- Short task: Filter out everything except lines holding "title".

# Dataset rows start

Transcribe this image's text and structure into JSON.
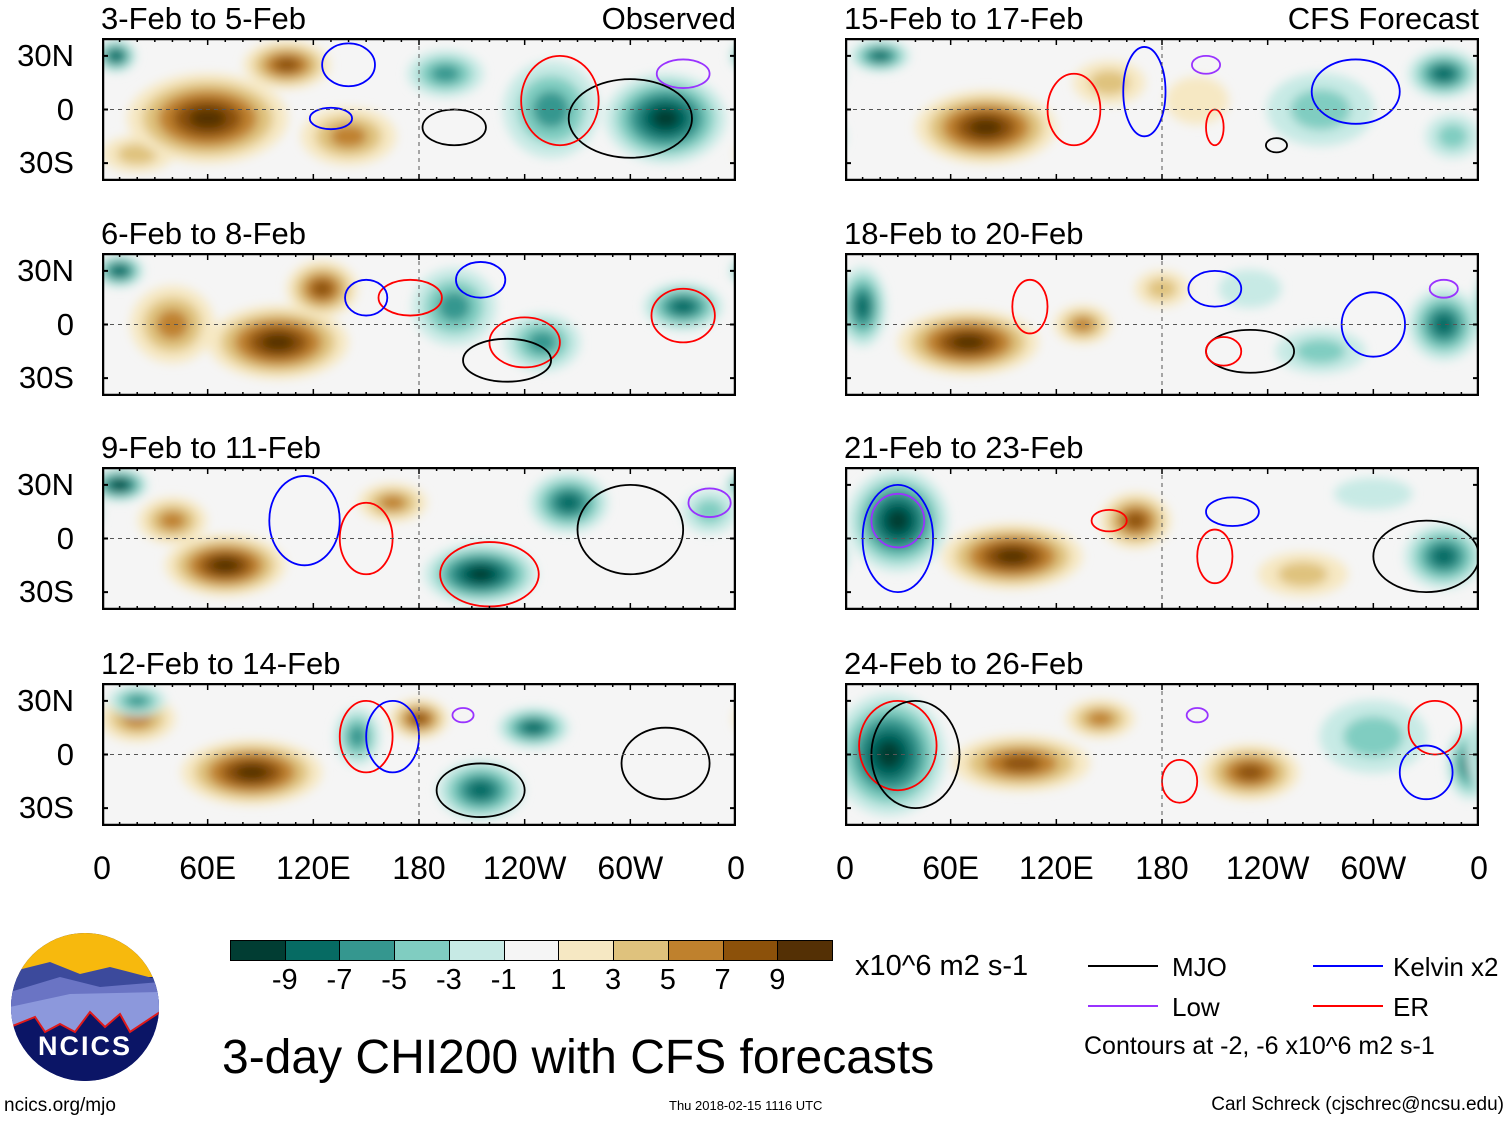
{
  "title": "3-day CHI200 with CFS forecasts",
  "labels": {
    "observed": "Observed",
    "forecast": "CFS Forecast"
  },
  "lat_ticks": [
    "30N",
    "0",
    "30S"
  ],
  "lon_ticks": [
    "0",
    "60E",
    "120E",
    "180",
    "120W",
    "60W",
    "0"
  ],
  "colorbar": {
    "units": "x10^6 m2 s-1",
    "tick_labels": [
      "-9",
      "-7",
      "-5",
      "-3",
      "-1",
      "1",
      "3",
      "5",
      "7",
      "9"
    ],
    "colors": [
      "#013d33",
      "#066b63",
      "#35978f",
      "#80cdc1",
      "#c7eae5",
      "#f5f5f5",
      "#f6e8c3",
      "#dfc27d",
      "#bf812d",
      "#8c510a",
      "#543005"
    ]
  },
  "legend": {
    "items": [
      {
        "label": "MJO",
        "color": "#000000"
      },
      {
        "label": "Kelvin x2",
        "color": "#0000ff"
      },
      {
        "label": "Low",
        "color": "#9933ff"
      },
      {
        "label": "ER",
        "color": "#ff0000"
      }
    ],
    "note": "Contours at -2, -6 x10^6 m2 s-1"
  },
  "footer": {
    "site": "ncics.org/mjo",
    "timestamp": "Thu 2018-02-15 1116 UTC",
    "author": "Carl Schreck (cjschrec@ncsu.edu)",
    "logo_text": "NCICS"
  },
  "chart_data": {
    "type": "heatmap",
    "variable": "3-day CHI200 anomaly",
    "units": "x10^6 m2 s-1",
    "lon_range": [
      0,
      360
    ],
    "lat_range": [
      -40,
      40
    ],
    "panels": [
      {
        "title": "3-Feb to 5-Feb",
        "tag": "Observed",
        "blobs": [
          [
            60,
            -5,
            10,
            40,
            22
          ],
          [
            105,
            25,
            8,
            22,
            12
          ],
          [
            140,
            -15,
            6,
            25,
            15
          ],
          [
            20,
            -25,
            4,
            20,
            10
          ],
          [
            195,
            20,
            -6,
            20,
            12
          ],
          [
            255,
            0,
            -6,
            25,
            25
          ],
          [
            320,
            -5,
            -10,
            30,
            22
          ],
          [
            8,
            30,
            -9,
            10,
            8
          ]
        ],
        "contours": [
          [
            "MJO",
            200,
            -10,
            18,
            10
          ],
          [
            "MJO",
            300,
            -5,
            35,
            22
          ],
          [
            "Kelvin",
            140,
            25,
            15,
            12
          ],
          [
            "Kelvin",
            130,
            -5,
            12,
            6
          ],
          [
            "ER",
            260,
            5,
            22,
            25
          ],
          [
            "Low",
            330,
            20,
            15,
            8
          ]
        ]
      },
      {
        "title": "6-Feb to 8-Feb",
        "tag": "",
        "blobs": [
          [
            100,
            -10,
            10,
            35,
            18
          ],
          [
            40,
            0,
            6,
            22,
            20
          ],
          [
            125,
            20,
            8,
            18,
            14
          ],
          [
            10,
            30,
            -9,
            12,
            8
          ],
          [
            200,
            10,
            -6,
            22,
            20
          ],
          [
            250,
            -10,
            -6,
            20,
            15
          ],
          [
            330,
            10,
            -8,
            20,
            12
          ]
        ],
        "contours": [
          [
            "ER",
            175,
            15,
            18,
            10
          ],
          [
            "ER",
            240,
            -10,
            20,
            14
          ],
          [
            "MJO",
            230,
            -20,
            25,
            12
          ],
          [
            "Kelvin",
            215,
            25,
            14,
            10
          ],
          [
            "Kelvin",
            150,
            15,
            12,
            10
          ],
          [
            "ER",
            330,
            5,
            18,
            15
          ]
        ]
      },
      {
        "title": "9-Feb to 11-Feb",
        "tag": "",
        "blobs": [
          [
            70,
            -15,
            10,
            30,
            15
          ],
          [
            165,
            20,
            6,
            18,
            10
          ],
          [
            40,
            10,
            6,
            18,
            12
          ],
          [
            10,
            30,
            -10,
            14,
            8
          ],
          [
            215,
            -20,
            -10,
            28,
            15
          ],
          [
            265,
            20,
            -8,
            20,
            15
          ],
          [
            345,
            15,
            -4,
            15,
            12
          ]
        ],
        "contours": [
          [
            "ER",
            150,
            0,
            15,
            20
          ],
          [
            "ER",
            220,
            -20,
            28,
            18
          ],
          [
            "Kelvin",
            115,
            10,
            20,
            25
          ],
          [
            "MJO",
            300,
            5,
            30,
            25
          ],
          [
            "Low",
            345,
            20,
            12,
            8
          ]
        ]
      },
      {
        "title": "12-Feb to 14-Feb",
        "tag": "",
        "blobs": [
          [
            85,
            -10,
            10,
            35,
            16
          ],
          [
            180,
            20,
            8,
            15,
            10
          ],
          [
            20,
            20,
            6,
            20,
            12
          ],
          [
            145,
            10,
            -6,
            12,
            15
          ],
          [
            215,
            -20,
            -8,
            22,
            15
          ],
          [
            245,
            15,
            -8,
            18,
            10
          ],
          [
            20,
            30,
            -6,
            15,
            8
          ]
        ],
        "contours": [
          [
            "ER",
            150,
            10,
            15,
            20
          ],
          [
            "Kelvin",
            165,
            10,
            15,
            20
          ],
          [
            "MJO",
            215,
            -20,
            25,
            15
          ],
          [
            "MJO",
            320,
            -5,
            25,
            20
          ],
          [
            "Low",
            205,
            22,
            6,
            4
          ]
        ]
      },
      {
        "title": "15-Feb to 17-Feb",
        "tag": "CFS Forecast",
        "blobs": [
          [
            80,
            -10,
            10,
            35,
            18
          ],
          [
            150,
            15,
            4,
            20,
            12
          ],
          [
            200,
            5,
            2,
            20,
            15
          ],
          [
            20,
            30,
            -8,
            15,
            8
          ],
          [
            270,
            0,
            -4,
            30,
            20
          ],
          [
            340,
            20,
            -8,
            18,
            12
          ],
          [
            345,
            -15,
            -4,
            15,
            12
          ]
        ],
        "contours": [
          [
            "ER",
            130,
            0,
            15,
            20
          ],
          [
            "Kelvin",
            170,
            10,
            12,
            25
          ],
          [
            "Kelvin",
            290,
            10,
            25,
            18
          ],
          [
            "Low",
            205,
            25,
            8,
            5
          ],
          [
            "MJO",
            245,
            -20,
            6,
            4
          ],
          [
            "ER",
            210,
            -10,
            5,
            10
          ]
        ]
      },
      {
        "title": "18-Feb to 20-Feb",
        "tag": "",
        "blobs": [
          [
            70,
            -10,
            10,
            35,
            16
          ],
          [
            135,
            0,
            6,
            15,
            10
          ],
          [
            180,
            20,
            4,
            15,
            10
          ],
          [
            10,
            10,
            -8,
            12,
            20
          ],
          [
            340,
            0,
            -8,
            18,
            18
          ],
          [
            270,
            -15,
            -4,
            25,
            12
          ],
          [
            230,
            20,
            -2,
            20,
            12
          ]
        ],
        "contours": [
          [
            "MJO",
            230,
            -15,
            25,
            12
          ],
          [
            "Kelvin",
            210,
            20,
            15,
            10
          ],
          [
            "Kelvin",
            300,
            0,
            18,
            18
          ],
          [
            "ER",
            105,
            10,
            10,
            15
          ],
          [
            "ER",
            215,
            -15,
            10,
            8
          ],
          [
            "Low",
            340,
            20,
            8,
            5
          ]
        ]
      },
      {
        "title": "21-Feb to 23-Feb",
        "tag": "",
        "blobs": [
          [
            95,
            -10,
            10,
            35,
            16
          ],
          [
            165,
            10,
            8,
            18,
            14
          ],
          [
            260,
            -20,
            4,
            25,
            12
          ],
          [
            30,
            10,
            -10,
            25,
            25
          ],
          [
            340,
            -10,
            -8,
            20,
            16
          ],
          [
            300,
            25,
            -2,
            25,
            10
          ]
        ],
        "contours": [
          [
            "MJO",
            330,
            -10,
            30,
            20
          ],
          [
            "Kelvin",
            30,
            0,
            20,
            30
          ],
          [
            "Low",
            30,
            10,
            15,
            15
          ],
          [
            "ER",
            210,
            -10,
            10,
            15
          ],
          [
            "ER",
            150,
            10,
            10,
            6
          ],
          [
            "Kelvin",
            220,
            15,
            15,
            8
          ]
        ]
      },
      {
        "title": "24-Feb to 26-Feb",
        "tag": "",
        "blobs": [
          [
            100,
            -5,
            8,
            35,
            14
          ],
          [
            145,
            20,
            6,
            18,
            10
          ],
          [
            230,
            -10,
            8,
            25,
            14
          ],
          [
            25,
            0,
            -10,
            28,
            30
          ],
          [
            355,
            -5,
            -8,
            12,
            18
          ],
          [
            300,
            10,
            -4,
            30,
            20
          ]
        ],
        "contours": [
          [
            "ER",
            30,
            5,
            22,
            25
          ],
          [
            "MJO",
            40,
            0,
            25,
            30
          ],
          [
            "ER",
            190,
            -15,
            10,
            12
          ],
          [
            "Low",
            200,
            22,
            6,
            4
          ],
          [
            "ER",
            335,
            15,
            15,
            15
          ],
          [
            "Kelvin",
            330,
            -10,
            15,
            15
          ]
        ]
      }
    ]
  }
}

# Dataset rows end

- Written solution:
  "title": "3-day CHI200 with CFS forecasts",
        "title": "3-Feb to 5-Feb",
        "title": "6-Feb to 8-Feb",
        "title": "9-Feb to 11-Feb",
        "title": "12-Feb to 14-Feb",
        "title": "15-Feb to 17-Feb",
        "title": "18-Feb to 20-Feb",
        "title": "21-Feb to 23-Feb",
        "title": "24-Feb to 26-Feb",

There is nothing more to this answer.